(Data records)
- - - - -

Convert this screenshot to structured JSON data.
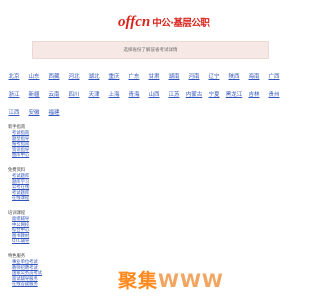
{
  "header": {
    "logo_mark": "offcn",
    "logo_text": "中公·基层公职"
  },
  "prompt": {
    "text": "选择省份了解该省考试详情"
  },
  "provinces": [
    [
      "北京",
      "山东",
      "西藏",
      "河北",
      "湖北",
      "重庆",
      "广东",
      "甘肃",
      "湖南",
      "河南",
      "辽宁",
      "陕西",
      "海南",
      "广西"
    ],
    [
      "浙江",
      "新疆",
      "云南",
      "四川",
      "天津",
      "上海",
      "青海",
      "山西",
      "江苏",
      "内蒙古",
      "宁夏",
      "黑龙江",
      "吉林",
      "贵州"
    ],
    [
      "江西",
      "安徽",
      "福建"
    ]
  ],
  "sections": [
    {
      "title": "新手指南",
      "links": [
        "考试指南",
        "题型指导",
        "报考指南",
        "资讯指导",
        "图库中心"
      ]
    },
    {
      "title": "免费资料",
      "links": [
        "考试题库",
        "题库学习",
        "公考在线",
        "考试题库",
        "在线课程"
      ]
    },
    {
      "title": "培训课程",
      "links": [
        "面授辅导",
        "中公网校",
        "综合中心",
        "图书教材",
        "OTC辅导"
      ]
    },
    {
      "title": "特色服务",
      "links": [
        "事业单位考试",
        "教师招聘考试",
        "国家公务员考试",
        "面试辅导服务",
        "在线答疑服务"
      ]
    }
  ],
  "watermark": {
    "cn": "聚集",
    "www": "WWW"
  }
}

- - - - -

• _What needs to be done_
Each entry above is to be written out again unchanged, apart from the pictures, which are left out.

• _Solution to this task_
Convert this screenshot to structured JSON data.
{
  "header": {
    "logo_mark": "offcn",
    "logo_text": "中公·基层公职"
  },
  "prompt": {
    "text": "选择省份了解该省考试详情"
  },
  "provinces": [
    [
      "北京",
      "山东",
      "西藏",
      "河北",
      "湖北",
      "重庆",
      "广东",
      "甘肃",
      "湖南",
      "河南",
      "辽宁",
      "陕西",
      "海南",
      "广西"
    ],
    [
      "浙江",
      "新疆",
      "云南",
      "四川",
      "天津",
      "上海",
      "青海",
      "山西",
      "江苏",
      "内蒙古",
      "宁夏",
      "黑龙江",
      "吉林",
      "贵州"
    ],
    [
      "江西",
      "安徽",
      "福建"
    ]
  ],
  "sections": [
    {
      "title": "新手指南",
      "links": [
        "考试指南",
        "题型指导",
        "报考指南",
        "资讯指导",
        "图库中心"
      ]
    },
    {
      "title": "免费资料",
      "links": [
        "考试题库",
        "题库学习",
        "公考在线",
        "考试题库",
        "在线课程"
      ]
    },
    {
      "title": "培训课程",
      "links": [
        "面授辅导",
        "中公网校",
        "综合中心",
        "图书教材",
        "OTC辅导"
      ]
    },
    {
      "title": "特色服务",
      "links": [
        "事业单位考试",
        "教师招聘考试",
        "国家公务员考试",
        "面试辅导服务",
        "在线答疑服务"
      ]
    }
  ],
  "watermark": {
    "cn": "聚集",
    "www": "WWW"
  }
}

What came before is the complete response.